### Input ###
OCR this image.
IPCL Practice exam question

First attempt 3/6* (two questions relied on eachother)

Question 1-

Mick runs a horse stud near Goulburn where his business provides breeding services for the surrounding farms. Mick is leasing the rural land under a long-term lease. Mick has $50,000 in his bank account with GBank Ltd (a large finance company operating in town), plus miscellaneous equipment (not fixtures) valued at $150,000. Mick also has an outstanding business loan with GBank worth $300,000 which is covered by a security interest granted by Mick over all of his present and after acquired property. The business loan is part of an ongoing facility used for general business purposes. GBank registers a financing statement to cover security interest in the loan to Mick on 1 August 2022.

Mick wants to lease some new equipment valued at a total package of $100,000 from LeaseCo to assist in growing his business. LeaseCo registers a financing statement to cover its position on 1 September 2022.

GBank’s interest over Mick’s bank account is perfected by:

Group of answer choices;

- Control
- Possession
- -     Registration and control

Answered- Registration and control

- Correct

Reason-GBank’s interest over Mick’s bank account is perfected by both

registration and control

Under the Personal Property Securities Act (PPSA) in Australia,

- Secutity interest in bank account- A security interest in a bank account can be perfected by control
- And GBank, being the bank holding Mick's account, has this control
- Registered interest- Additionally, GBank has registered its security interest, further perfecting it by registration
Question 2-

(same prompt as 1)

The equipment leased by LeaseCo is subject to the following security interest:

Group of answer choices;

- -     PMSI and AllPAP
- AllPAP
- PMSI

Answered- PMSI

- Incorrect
###
### Input ###
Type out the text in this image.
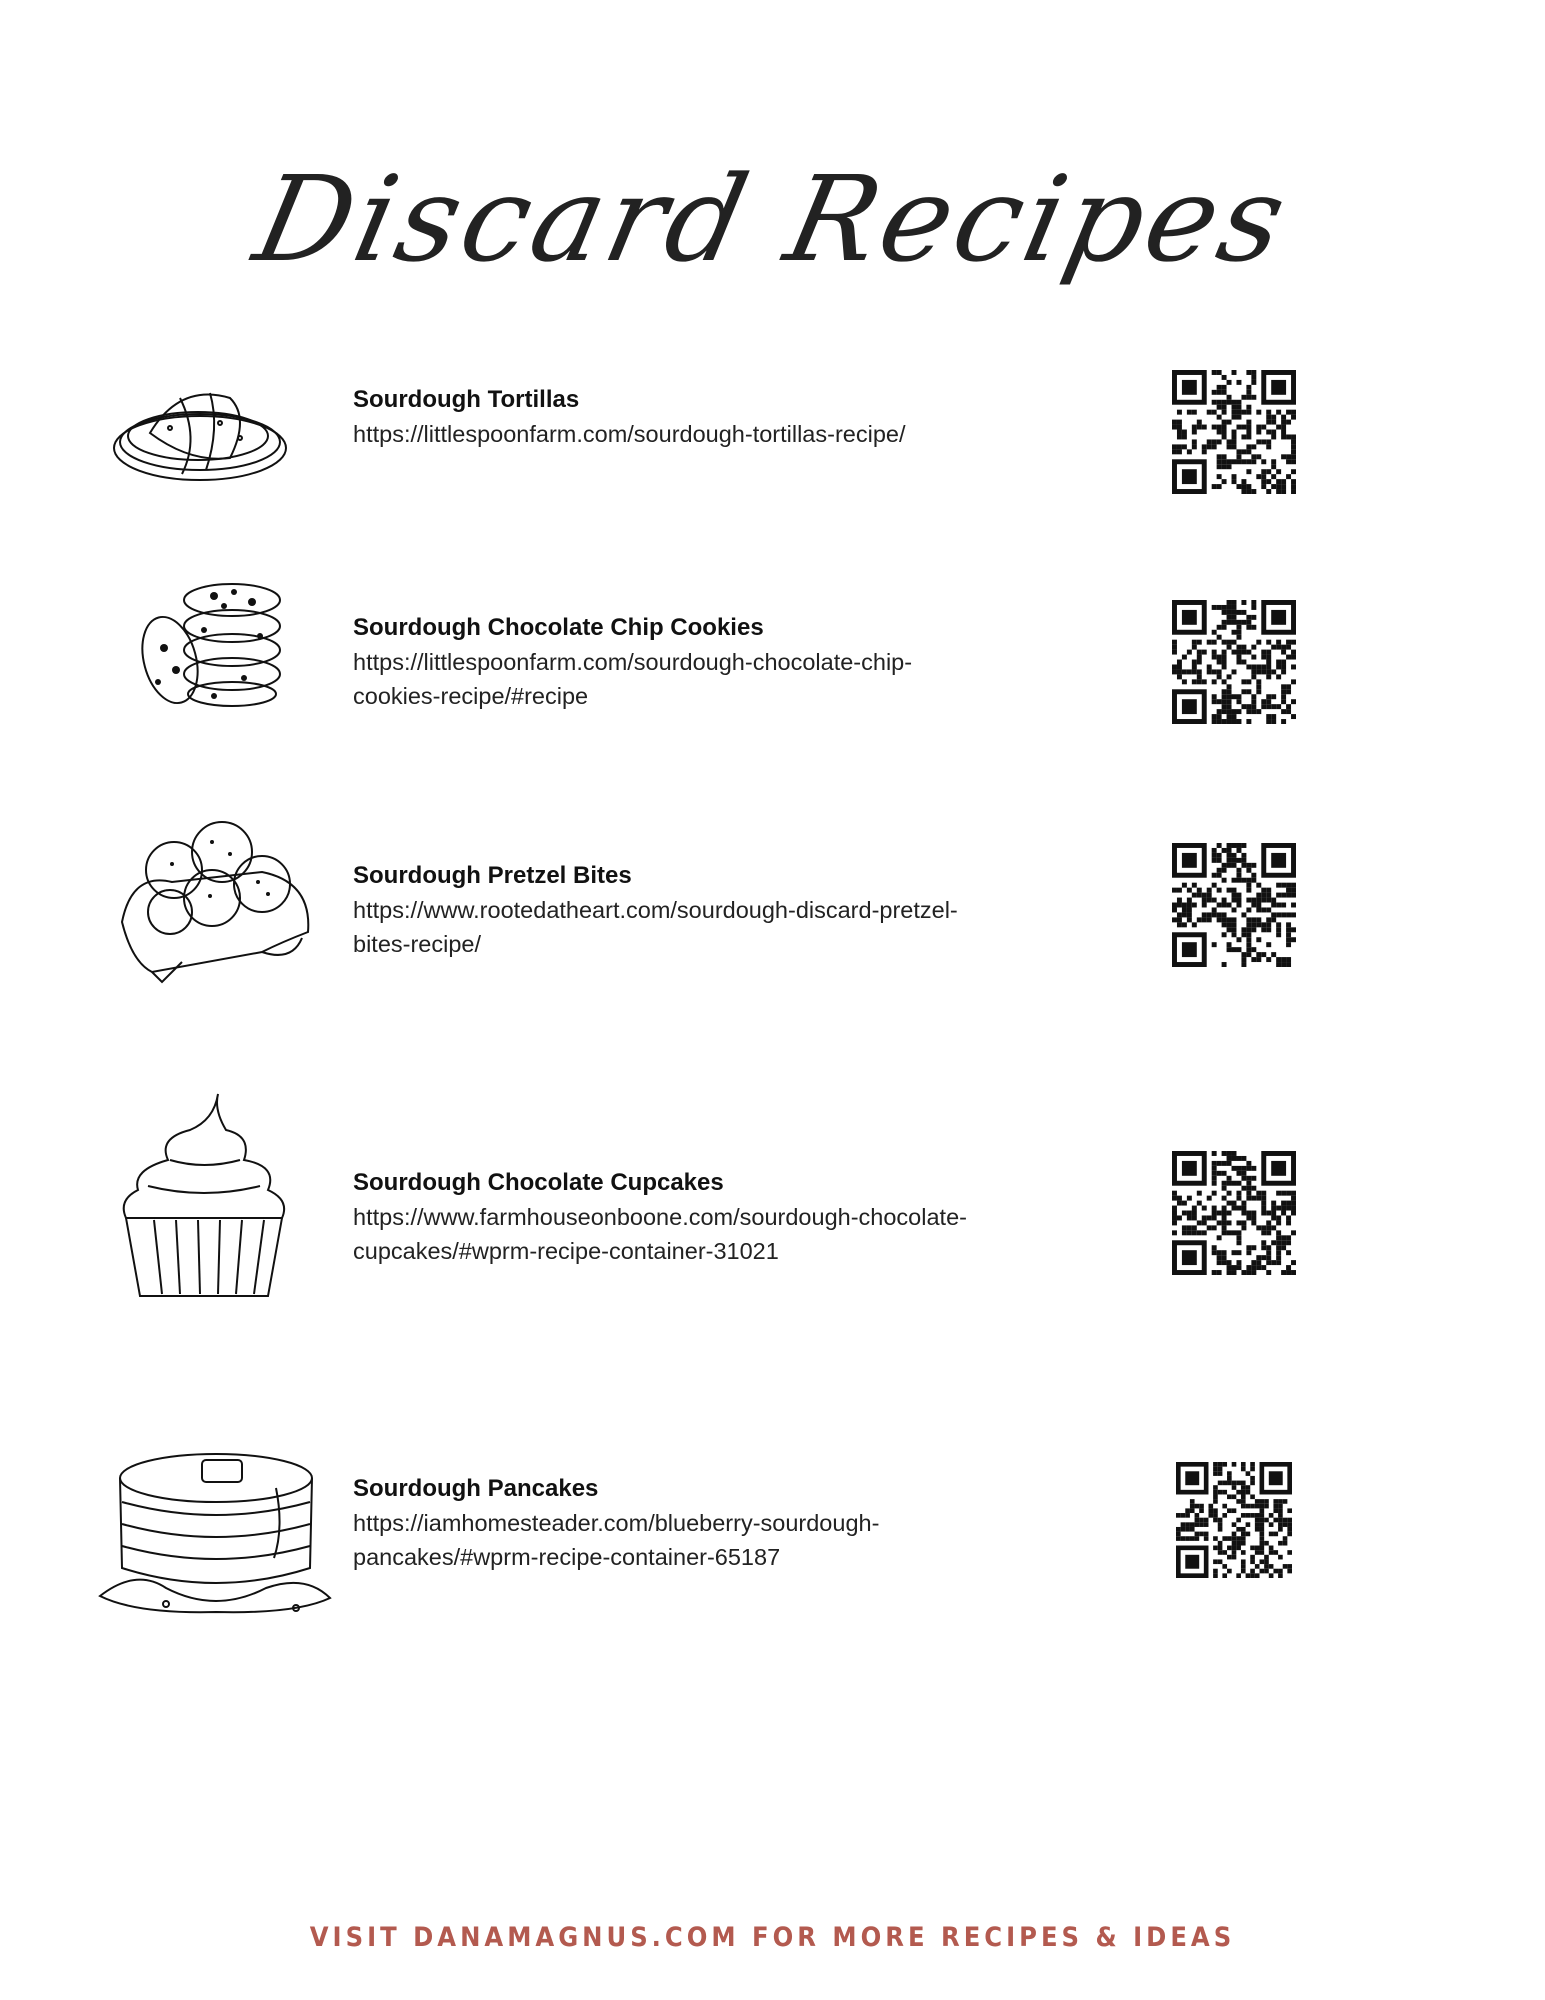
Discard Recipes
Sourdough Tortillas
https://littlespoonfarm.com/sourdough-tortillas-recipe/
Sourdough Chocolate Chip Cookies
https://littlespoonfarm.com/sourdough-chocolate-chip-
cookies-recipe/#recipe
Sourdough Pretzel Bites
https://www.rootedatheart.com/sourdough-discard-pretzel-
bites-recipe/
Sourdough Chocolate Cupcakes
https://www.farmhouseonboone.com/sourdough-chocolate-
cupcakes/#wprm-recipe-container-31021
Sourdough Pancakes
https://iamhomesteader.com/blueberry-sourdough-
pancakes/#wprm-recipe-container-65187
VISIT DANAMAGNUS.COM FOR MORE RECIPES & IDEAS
###
Your goal: Gather all the lines that include the word "business" and copy them out.

Task solution:
Mick runs a horse stud near Goulburn where his business provides breeding services for the surrounding farms. Mick is leasing the rural land under a long-term lease. Mick has $50,000 in his bank account with GBank Ltd (a large finance company operating in town), plus miscellaneous equipment (not fixtures) valued at $150,000. Mick also has an outstanding business loan with GBank worth $300,000 which is covered by a security interest granted by Mick over all of his present and after acquired property. The business loan is part of an ongoing facility used for general business purposes. GBank registers a financing statement to cover security interest in the loan to Mick on 1 August 2022.
Mick wants to lease some new equipment valued at a total package of $100,000 from LeaseCo to assist in growing his business. LeaseCo registers a financing statement to cover its position on 1 September 2022.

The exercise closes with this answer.